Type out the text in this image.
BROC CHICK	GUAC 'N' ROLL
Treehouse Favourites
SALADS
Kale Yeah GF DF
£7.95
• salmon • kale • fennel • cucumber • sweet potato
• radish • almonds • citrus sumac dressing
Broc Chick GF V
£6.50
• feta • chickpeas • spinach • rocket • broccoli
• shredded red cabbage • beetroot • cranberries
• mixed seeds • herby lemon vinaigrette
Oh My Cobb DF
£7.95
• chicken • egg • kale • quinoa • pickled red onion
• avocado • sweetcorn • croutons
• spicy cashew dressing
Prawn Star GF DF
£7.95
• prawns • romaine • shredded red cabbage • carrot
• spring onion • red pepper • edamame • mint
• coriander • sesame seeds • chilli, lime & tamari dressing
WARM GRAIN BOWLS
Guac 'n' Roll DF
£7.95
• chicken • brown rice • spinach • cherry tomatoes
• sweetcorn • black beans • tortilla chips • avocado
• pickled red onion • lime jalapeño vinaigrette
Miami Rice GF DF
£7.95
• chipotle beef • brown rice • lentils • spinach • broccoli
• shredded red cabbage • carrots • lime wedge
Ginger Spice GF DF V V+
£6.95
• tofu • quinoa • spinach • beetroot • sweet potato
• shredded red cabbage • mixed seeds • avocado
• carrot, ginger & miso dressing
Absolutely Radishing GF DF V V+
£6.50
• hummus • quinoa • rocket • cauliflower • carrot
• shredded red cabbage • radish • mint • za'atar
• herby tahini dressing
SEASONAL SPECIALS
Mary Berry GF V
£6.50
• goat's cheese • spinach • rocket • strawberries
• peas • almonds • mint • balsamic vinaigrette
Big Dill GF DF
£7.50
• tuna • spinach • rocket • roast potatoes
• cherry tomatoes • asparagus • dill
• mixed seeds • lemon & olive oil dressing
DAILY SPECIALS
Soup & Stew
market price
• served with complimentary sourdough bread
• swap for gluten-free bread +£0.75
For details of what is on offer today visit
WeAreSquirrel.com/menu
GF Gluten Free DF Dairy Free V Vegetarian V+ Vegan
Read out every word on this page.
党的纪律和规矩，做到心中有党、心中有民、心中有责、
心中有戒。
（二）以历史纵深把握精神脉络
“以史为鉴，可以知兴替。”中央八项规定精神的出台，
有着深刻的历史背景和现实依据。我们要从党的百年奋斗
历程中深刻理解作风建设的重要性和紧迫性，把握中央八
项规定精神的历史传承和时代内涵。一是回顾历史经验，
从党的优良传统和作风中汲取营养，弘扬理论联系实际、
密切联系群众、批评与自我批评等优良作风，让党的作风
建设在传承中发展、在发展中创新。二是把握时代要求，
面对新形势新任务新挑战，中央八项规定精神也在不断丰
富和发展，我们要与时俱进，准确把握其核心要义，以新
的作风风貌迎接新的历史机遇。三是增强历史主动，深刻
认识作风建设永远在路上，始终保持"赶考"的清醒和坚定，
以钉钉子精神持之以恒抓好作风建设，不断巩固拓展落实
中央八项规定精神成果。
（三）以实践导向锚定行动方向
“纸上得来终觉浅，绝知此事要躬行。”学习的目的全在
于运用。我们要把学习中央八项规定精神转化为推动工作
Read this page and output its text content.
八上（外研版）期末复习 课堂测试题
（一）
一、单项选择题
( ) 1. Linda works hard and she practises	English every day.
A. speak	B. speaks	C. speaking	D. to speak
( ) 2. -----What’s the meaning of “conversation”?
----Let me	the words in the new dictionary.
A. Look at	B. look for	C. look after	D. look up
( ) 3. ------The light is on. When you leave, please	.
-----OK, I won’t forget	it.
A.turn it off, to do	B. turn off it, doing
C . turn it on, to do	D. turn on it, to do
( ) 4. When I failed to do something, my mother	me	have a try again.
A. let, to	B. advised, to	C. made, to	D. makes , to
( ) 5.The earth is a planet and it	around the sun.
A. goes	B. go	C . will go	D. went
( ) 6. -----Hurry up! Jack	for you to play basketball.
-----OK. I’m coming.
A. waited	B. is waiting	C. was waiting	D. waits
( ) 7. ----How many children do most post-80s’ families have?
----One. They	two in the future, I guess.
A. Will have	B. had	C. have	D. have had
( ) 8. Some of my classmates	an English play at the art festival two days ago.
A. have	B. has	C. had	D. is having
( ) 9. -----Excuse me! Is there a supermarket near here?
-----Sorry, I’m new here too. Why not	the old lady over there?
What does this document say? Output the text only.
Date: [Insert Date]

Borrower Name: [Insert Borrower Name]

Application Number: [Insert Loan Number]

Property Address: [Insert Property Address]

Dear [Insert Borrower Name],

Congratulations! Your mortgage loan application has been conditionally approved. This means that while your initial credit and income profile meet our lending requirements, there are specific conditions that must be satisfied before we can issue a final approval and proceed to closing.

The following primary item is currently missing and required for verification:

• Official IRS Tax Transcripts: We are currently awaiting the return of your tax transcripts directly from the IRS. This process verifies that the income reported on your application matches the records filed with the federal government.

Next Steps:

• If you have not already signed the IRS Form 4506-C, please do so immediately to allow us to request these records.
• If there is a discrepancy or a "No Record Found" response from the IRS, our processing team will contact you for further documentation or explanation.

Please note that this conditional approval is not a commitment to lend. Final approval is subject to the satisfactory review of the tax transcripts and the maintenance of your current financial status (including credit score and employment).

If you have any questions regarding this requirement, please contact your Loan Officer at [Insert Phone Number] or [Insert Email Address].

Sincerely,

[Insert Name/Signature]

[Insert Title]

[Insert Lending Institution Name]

────────

• Exercise details:
Scan the lines above for "herby", then copy every one that has it.

• Correct result:
• mixed seeds • herby lemon vinaigrette
• herby tahini dressing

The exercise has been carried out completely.